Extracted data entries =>
'''
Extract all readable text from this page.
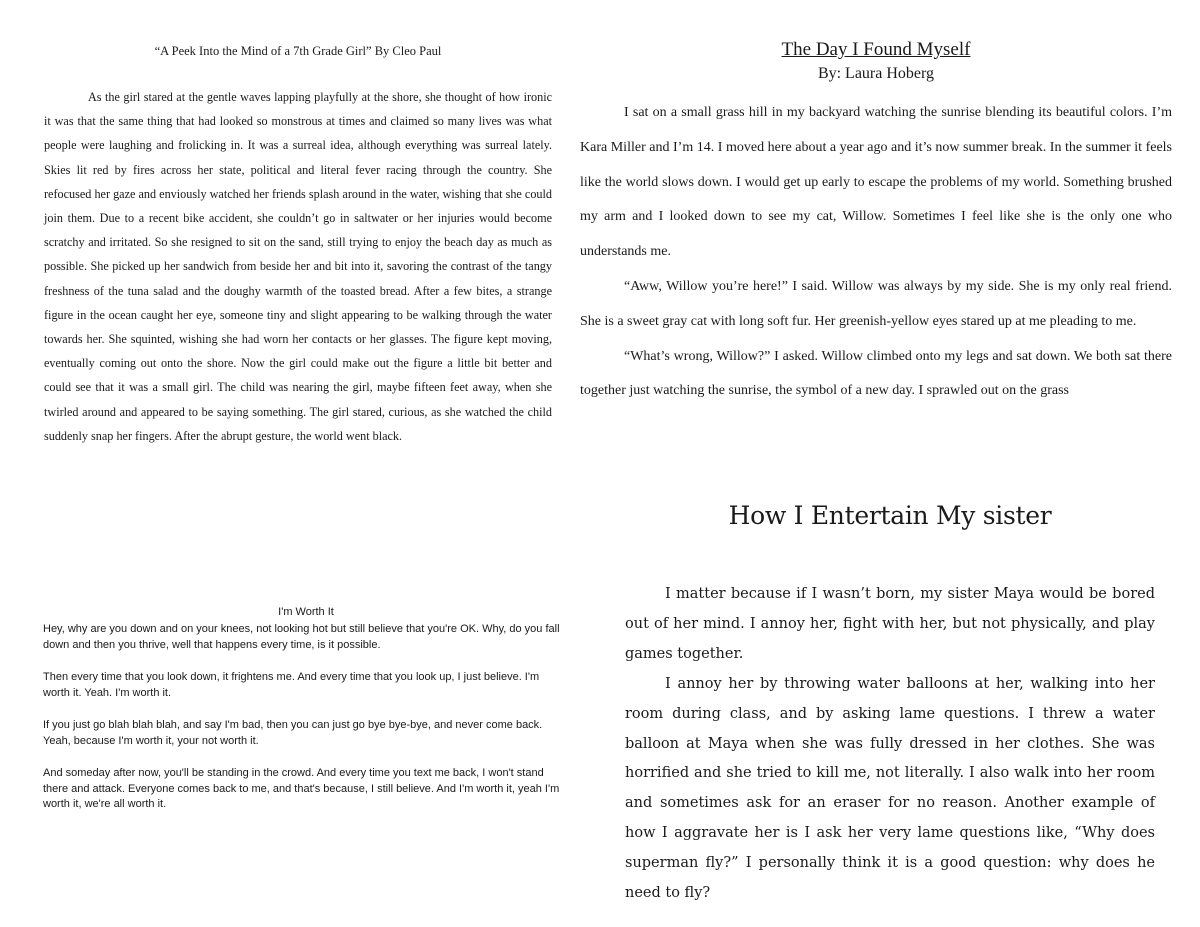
“A Peek Into the Mind of a 7th Grade Girl” By Cleo Paul

As the girl stared at the gentle waves lapping playfully at the shore, she thought of how ironic it was that the same thing that had looked so monstrous at times and claimed so many lives was what people were laughing and frolicking in. It was a surreal idea, although everything was surreal lately. Skies lit red by fires across her state, political and literal fever racing through the country. She refocused her gaze and enviously watched her friends splash around in the water, wishing that she could join them. Due to a recent bike accident, she couldn’t go in saltwater or her injuries would become scratchy and irritated. So she resigned to sit on the sand, still trying to enjoy the beach day as much as possible. She picked up her sandwich from beside her and bit into it, savoring the contrast of the tangy freshness of the tuna salad and the doughy warmth of the toasted bread. After a few bites, a strange figure in the ocean caught her eye, someone tiny and slight appearing to be walking through the water towards her. She squinted, wishing she had worn her contacts or her glasses. The figure kept moving, eventually coming out onto the shore. Now the girl could make out the figure a little bit better and could see that it was a small girl. The child was nearing the girl, maybe fifteen feet away, when she twirled around and appeared to be saying something. The girl stared, curious, as she watched the child suddenly snap her fingers. After the abrupt gesture, the world went black.

The Day I Found Myself

By: Laura Hoberg

I sat on a small grass hill in my backyard watching the sunrise blending its beautiful colors. I’m Kara Miller and I’m 14. I moved here about a year ago and it’s now summer break. In the summer it feels like the world slows down. I would get up early to escape the problems of my world. Something brushed my arm and I looked down to see my cat, Willow. Sometimes I feel like she is the only one who understands me.

“Aww, Willow you’re here!” I said. Willow was always by my side. She is my only real friend. She is a sweet gray cat with long soft fur. Her greenish-yellow eyes stared up at me pleading to me.

“What’s wrong, Willow?” I asked. Willow climbed onto my legs and sat down. We both sat there together just watching the sunrise, the symbol of a new day. I sprawled out on the grass

I'm Worth It

Hey, why are you down and on your knees, not looking hot but still believe that you're OK. Why, do you fall down and then you thrive, well that happens every time, is it possible.

Then every time that you look down, it frightens me. And every time that you look up, I just believe. I'm worth it. Yeah. I'm worth it.

If you just go blah blah blah, and say I'm bad, then you can just go bye bye-bye, and never come back. Yeah, because I'm worth it, your not worth it.

And someday after now, you'll be standing in the crowd. And every time you text me back, I won't stand there and attack. Everyone comes back to me, and that's because, I still believe. And I'm worth it, yeah I'm worth it, we're all worth it.

How I Entertain My sister

I matter because if I wasn’t born, my sister Maya would be bored out of her mind. I annoy her, fight with her, but not physically, and play games together.

I annoy her by throwing water balloons at her, walking into her room during class, and by asking lame questions. I threw a water balloon at Maya when she was fully dressed in her clothes. She was horrified and she tried to kill me, not literally. I also walk into her room and sometimes ask for an eraser for no reason. Another example of how I aggravate her is I ask her very lame questions like, “Why does superman fly?” I personally think it is a good question: why does he need to fly?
'''
TASK TO CARRY OUT =>
Your copy should match the records word for word, with the pictures removed.

RESPONSE TO THIS TASK =>
Extract all readable text from this page.
“A Peek Into the Mind of a 7th Grade Girl” By Cleo Paul

As the girl stared at the gentle waves lapping playfully at the shore, she thought of how ironic it was that the same thing that had looked so monstrous at times and claimed so many lives was what people were laughing and frolicking in. It was a surreal idea, although everything was surreal lately. Skies lit red by fires across her state, political and literal fever racing through the country. She refocused her gaze and enviously watched her friends splash around in the water, wishing that she could join them. Due to a recent bike accident, she couldn’t go in saltwater or her injuries would become scratchy and irritated. So she resigned to sit on the sand, still trying to enjoy the beach day as much as possible. She picked up her sandwich from beside her and bit into it, savoring the contrast of the tangy freshness of the tuna salad and the doughy warmth of the toasted bread. After a few bites, a strange figure in the ocean caught her eye, someone tiny and slight appearing to be walking through the water towards her. She squinted, wishing she had worn her contacts or her glasses. The figure kept moving, eventually coming out onto the shore. Now the girl could make out the figure a little bit better and could see that it was a small girl. The child was nearing the girl, maybe fifteen feet away, when she twirled around and appeared to be saying something. The girl stared, curious, as she watched the child suddenly snap her fingers. After the abrupt gesture, the world went black.

The Day I Found Myself

By: Laura Hoberg

I sat on a small grass hill in my backyard watching the sunrise blending its beautiful colors. I’m Kara Miller and I’m 14. I moved here about a year ago and it’s now summer break. In the summer it feels like the world slows down. I would get up early to escape the problems of my world. Something brushed my arm and I looked down to see my cat, Willow. Sometimes I feel like she is the only one who understands me.

“Aww, Willow you’re here!” I said. Willow was always by my side. She is my only real friend. She is a sweet gray cat with long soft fur. Her greenish-yellow eyes stared up at me pleading to me.

“What’s wrong, Willow?” I asked. Willow climbed onto my legs and sat down. We both sat there together just watching the sunrise, the symbol of a new day. I sprawled out on the grass

I'm Worth It

Hey, why are you down and on your knees, not looking hot but still believe that you're OK. Why, do you fall down and then you thrive, well that happens every time, is it possible.

Then every time that you look down, it frightens me. And every time that you look up, I just believe. I'm worth it. Yeah. I'm worth it.

If you just go blah blah blah, and say I'm bad, then you can just go bye bye-bye, and never come back. Yeah, because I'm worth it, your not worth it.

And someday after now, you'll be standing in the crowd. And every time you text me back, I won't stand there and attack. Everyone comes back to me, and that's because, I still believe. And I'm worth it, yeah I'm worth it, we're all worth it.

How I Entertain My sister

I matter because if I wasn’t born, my sister Maya would be bored out of her mind. I annoy her, fight with her, but not physically, and play games together.

I annoy her by throwing water balloons at her, walking into her room during class, and by asking lame questions. I threw a water balloon at Maya when she was fully dressed in her clothes. She was horrified and she tried to kill me, not literally. I also walk into her room and sometimes ask for an eraser for no reason. Another example of how I aggravate her is I ask her very lame questions like, “Why does superman fly?” I personally think it is a good question: why does he need to fly?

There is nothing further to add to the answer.